| WHAT THIS TASK INVOLVES |
Resume the figure legends on B cell chimerism after pediatric intestinal transplantation, starting right after the last line shown.

Figure 2.. Naive and memory B cell chimerism in the PBMC and intestinal allograft over time.

(A) Percentages of donor and recipient naive (CD27⁻IgD⁺) and memory B cells (CD27⁺ IgD^+/−) in PBMC and ileal allograft during quiescence in post-Tx time brackets defined as in Figure 1. The median percentage among samples for each patient in a given period (represented by the median of the timepoints sampled) are shown for B and C. (B) Median donor naïve and memory B cell percentages among total donor B cells in PBMC and ileal allograft from early to late post-Tx periods were subgrouped by donor age. (C) Median recipient naïve and memory B cell percentages of total donor B cells in PBMC and ileal allograft during early, mid and late post-Tx peroids were subgrouped by donor age. The Mann-Whitney U test was performed to determine statistical significance (*p<0.05, **p<0.01).

Figure 3.. Memory subsets in recipient B cells.

Median percentages of recipient BRM cells (CD69⁺CD45RB⁺), IgA⁺, and IgG⁺ B cells from the CD24⁺ memory gate (Figure S1) within total recipient B cells for each patient in the PBMC and ileal allograft during early, mid and late post-Tx peroids. In all cases, only quiescent samples exceeding a 40 cell threshold in the preceding parent gate are shown. The Mann-Whitney U test was performed to determine statistical significance (*p<0.05).

Figure 4.. Mutation levels of BCR clones in pre- and post-Tx samples of pediatric ITx patients and adult deceased donor controls.

Data excerpts
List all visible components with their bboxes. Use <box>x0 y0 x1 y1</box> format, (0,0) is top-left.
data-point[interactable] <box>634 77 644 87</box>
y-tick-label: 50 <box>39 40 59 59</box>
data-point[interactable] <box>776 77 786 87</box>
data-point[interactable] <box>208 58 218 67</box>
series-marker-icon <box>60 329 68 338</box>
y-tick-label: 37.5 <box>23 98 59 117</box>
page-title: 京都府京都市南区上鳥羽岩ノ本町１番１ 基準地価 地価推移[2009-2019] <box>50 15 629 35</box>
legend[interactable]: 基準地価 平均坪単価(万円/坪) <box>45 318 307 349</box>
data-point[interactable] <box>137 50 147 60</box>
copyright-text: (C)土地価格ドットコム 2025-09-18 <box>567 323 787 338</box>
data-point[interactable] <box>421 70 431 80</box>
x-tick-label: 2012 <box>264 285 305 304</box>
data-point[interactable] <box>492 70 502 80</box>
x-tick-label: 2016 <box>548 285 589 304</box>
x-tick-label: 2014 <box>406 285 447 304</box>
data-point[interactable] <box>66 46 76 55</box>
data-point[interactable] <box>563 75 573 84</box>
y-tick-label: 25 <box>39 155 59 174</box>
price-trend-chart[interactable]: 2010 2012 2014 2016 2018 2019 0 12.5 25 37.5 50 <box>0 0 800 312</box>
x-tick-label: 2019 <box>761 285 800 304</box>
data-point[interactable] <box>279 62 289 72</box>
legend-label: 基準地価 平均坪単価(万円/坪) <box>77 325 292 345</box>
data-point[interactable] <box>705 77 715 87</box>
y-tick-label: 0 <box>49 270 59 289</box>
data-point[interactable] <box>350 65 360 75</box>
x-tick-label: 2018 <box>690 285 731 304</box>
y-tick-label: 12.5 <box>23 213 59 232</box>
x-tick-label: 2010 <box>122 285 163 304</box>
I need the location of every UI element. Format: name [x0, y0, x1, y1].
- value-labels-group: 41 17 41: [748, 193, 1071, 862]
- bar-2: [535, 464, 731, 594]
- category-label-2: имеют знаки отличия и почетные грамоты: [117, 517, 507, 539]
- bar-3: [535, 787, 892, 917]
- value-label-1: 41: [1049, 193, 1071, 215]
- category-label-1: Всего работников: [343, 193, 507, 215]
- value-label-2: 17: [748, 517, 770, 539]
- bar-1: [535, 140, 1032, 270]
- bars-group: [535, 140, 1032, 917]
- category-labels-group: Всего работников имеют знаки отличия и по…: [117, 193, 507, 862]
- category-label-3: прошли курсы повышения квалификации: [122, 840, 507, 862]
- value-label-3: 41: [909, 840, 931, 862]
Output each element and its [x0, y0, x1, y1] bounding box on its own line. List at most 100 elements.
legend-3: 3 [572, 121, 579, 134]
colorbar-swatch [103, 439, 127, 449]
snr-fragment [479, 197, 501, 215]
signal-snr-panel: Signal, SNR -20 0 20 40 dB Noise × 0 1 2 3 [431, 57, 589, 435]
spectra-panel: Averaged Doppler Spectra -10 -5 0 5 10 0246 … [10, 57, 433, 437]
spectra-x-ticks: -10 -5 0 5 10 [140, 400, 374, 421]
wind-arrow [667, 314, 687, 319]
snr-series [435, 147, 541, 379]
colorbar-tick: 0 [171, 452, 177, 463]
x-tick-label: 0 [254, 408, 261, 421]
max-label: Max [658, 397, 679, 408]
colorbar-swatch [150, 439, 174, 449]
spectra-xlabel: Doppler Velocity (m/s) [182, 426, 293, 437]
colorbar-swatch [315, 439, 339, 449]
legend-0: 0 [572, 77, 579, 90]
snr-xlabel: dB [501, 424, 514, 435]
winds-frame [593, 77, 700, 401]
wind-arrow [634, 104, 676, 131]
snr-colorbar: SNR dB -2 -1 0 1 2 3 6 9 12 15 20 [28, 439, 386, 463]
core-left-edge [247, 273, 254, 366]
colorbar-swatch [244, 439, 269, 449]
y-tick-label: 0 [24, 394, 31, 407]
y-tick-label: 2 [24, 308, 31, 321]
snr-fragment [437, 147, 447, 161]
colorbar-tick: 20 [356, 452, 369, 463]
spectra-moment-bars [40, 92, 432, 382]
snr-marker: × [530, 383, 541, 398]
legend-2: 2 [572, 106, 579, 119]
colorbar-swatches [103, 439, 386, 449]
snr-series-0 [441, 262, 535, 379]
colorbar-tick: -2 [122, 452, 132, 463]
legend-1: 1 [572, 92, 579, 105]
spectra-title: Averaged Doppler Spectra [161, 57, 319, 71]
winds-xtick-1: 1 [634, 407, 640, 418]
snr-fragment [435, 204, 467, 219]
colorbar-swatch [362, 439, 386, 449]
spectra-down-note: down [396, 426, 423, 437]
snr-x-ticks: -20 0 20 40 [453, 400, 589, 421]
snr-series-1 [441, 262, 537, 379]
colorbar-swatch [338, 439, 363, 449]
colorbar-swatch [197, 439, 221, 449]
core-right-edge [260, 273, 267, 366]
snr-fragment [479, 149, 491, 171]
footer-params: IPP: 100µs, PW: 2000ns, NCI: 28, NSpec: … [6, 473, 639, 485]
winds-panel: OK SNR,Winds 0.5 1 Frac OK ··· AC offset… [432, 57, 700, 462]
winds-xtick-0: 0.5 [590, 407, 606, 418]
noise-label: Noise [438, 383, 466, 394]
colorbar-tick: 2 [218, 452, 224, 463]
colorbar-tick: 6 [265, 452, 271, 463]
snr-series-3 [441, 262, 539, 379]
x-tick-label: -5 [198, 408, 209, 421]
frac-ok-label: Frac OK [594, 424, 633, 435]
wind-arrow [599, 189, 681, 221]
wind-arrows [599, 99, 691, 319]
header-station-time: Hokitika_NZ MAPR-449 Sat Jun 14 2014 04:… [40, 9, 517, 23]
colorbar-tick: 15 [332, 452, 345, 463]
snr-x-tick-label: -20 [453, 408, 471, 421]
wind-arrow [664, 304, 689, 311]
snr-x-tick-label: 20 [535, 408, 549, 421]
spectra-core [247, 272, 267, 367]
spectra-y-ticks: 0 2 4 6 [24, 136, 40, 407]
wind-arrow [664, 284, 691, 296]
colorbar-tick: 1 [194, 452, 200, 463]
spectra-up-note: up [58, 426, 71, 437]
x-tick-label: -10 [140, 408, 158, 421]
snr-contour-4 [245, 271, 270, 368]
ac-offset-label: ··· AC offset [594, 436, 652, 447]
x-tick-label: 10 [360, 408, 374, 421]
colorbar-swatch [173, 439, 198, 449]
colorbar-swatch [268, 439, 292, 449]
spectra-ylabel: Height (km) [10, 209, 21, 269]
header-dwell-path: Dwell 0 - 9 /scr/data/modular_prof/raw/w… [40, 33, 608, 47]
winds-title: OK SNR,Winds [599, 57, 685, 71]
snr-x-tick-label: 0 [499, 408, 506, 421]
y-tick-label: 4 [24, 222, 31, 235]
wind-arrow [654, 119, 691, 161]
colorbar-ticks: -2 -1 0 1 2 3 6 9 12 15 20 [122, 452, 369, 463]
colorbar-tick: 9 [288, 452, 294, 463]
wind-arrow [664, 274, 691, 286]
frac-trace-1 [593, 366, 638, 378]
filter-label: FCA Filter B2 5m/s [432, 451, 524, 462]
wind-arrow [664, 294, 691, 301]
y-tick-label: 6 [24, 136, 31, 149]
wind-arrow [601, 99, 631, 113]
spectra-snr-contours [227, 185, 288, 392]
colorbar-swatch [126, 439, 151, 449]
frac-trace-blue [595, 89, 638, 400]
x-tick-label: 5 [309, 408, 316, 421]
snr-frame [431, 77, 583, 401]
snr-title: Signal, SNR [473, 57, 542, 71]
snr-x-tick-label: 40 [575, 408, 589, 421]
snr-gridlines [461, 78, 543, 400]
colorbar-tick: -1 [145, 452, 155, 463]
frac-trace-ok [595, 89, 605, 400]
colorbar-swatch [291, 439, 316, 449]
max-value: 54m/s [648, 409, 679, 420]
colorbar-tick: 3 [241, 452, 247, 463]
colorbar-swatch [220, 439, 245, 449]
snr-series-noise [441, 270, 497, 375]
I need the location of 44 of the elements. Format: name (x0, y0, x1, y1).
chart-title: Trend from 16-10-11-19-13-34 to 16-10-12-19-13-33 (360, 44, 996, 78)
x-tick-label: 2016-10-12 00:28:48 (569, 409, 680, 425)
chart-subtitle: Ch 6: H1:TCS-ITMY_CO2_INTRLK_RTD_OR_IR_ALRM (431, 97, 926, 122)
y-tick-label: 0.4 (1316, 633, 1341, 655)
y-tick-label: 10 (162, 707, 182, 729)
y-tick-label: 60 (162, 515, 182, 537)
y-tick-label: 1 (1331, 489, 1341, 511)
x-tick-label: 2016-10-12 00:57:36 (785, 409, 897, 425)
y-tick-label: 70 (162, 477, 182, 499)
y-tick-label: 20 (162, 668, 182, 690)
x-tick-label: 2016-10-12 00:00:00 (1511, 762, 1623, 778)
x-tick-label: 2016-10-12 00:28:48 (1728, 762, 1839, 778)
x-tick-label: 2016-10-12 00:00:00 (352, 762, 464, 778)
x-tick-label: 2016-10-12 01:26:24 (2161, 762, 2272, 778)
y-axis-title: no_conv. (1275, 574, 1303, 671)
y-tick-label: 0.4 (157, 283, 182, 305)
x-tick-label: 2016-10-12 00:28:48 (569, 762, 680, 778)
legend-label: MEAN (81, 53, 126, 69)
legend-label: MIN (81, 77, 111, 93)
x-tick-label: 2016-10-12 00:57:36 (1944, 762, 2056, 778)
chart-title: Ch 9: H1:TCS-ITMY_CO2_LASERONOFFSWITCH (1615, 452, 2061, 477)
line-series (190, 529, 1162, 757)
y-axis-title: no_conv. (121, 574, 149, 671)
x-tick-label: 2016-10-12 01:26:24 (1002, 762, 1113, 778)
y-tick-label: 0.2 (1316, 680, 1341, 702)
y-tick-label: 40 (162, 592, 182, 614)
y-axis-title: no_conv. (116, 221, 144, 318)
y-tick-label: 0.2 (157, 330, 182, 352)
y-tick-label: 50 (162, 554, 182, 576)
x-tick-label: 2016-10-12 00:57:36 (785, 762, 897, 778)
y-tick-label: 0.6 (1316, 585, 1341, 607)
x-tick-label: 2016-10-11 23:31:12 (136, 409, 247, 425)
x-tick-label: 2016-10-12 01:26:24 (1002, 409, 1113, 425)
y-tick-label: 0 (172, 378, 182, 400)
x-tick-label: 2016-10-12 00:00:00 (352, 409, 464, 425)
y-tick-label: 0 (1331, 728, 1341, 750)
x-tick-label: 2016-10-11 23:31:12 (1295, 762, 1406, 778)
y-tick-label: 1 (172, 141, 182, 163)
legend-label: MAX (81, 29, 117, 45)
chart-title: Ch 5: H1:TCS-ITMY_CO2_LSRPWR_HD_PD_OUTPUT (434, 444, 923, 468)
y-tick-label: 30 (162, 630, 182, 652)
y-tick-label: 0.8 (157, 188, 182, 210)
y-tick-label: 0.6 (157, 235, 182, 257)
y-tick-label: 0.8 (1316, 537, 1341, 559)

| ANSWER TO THIS TASK |
(A) Fraction of clones with an average V gene mutation frequency >2% by tissue. Each individual is represented by a unique marker (filled markers for pediatrics, unfilled markers for adults). The color of the marker represents the tissue label at the top of the graph, and the pink marker outline represents the tissue is an allograft. Pre-Tx, pretransplant; Post-Tx, post-transplant. Age ranges in years are shown. The Wilcoxon two-sided paired test was used to test for significance when the categories being compared were from the same cohort. The Mann-Whitney U test was used for significance testing between children and adults. An asterisk (*) denotes p-values <0.05. (B) Fraction of clones with an average V gene mutation frequency >2% by POD bracket for blood and ileum allograft (or native ileum for the “Pre” time bracket). Each POD is grouped into either pre, early, mid, or late time brackets (POD0, POD1–90, POD91–365 and POD>365, respectively). For each individual, the median among the PODs within a POD bracket is shown. For each POD, the samples within the POD were combined, and PODs that did not have >5 clones were omitted from the median calculation of a given POD bracket. The horizontal black line represents the median among the individuals. Tissues are colored as in Figure 4A (red for blood, light blue for ileum). (A and B) Pretransplant samples represent native recipient blood/tissue and were taken during transplantation.

Figure 5.. Diversity of B cell clones in peripheral blood and ileal allograft over time.

(A) Evenness of clone distribution across time brackets. Evenness is calculated by dividing diversity (order 1) by richness (see Methods).The black horizontal line represents the median. Individuals are marked as in Figure 4. Tissues are colored as in Figure 4A (red for blood, light blue for ileum). (B) The number of clones that increase (green) or decrease (red) in size (by number of unique instances) across two time brackets. The sign test was performed to determine significant difference in the direction of clonal growth between time brackets (*p <0.05). (A and B) Each POD is grouped into either pre (P), early (E), mid (M), or late (L) time brackets, as in Figure 4B.

Figure 6.. Pediatric ITx patients exhibit increased clumpiness between the blood and ileum allograft compared to adult deceased donors.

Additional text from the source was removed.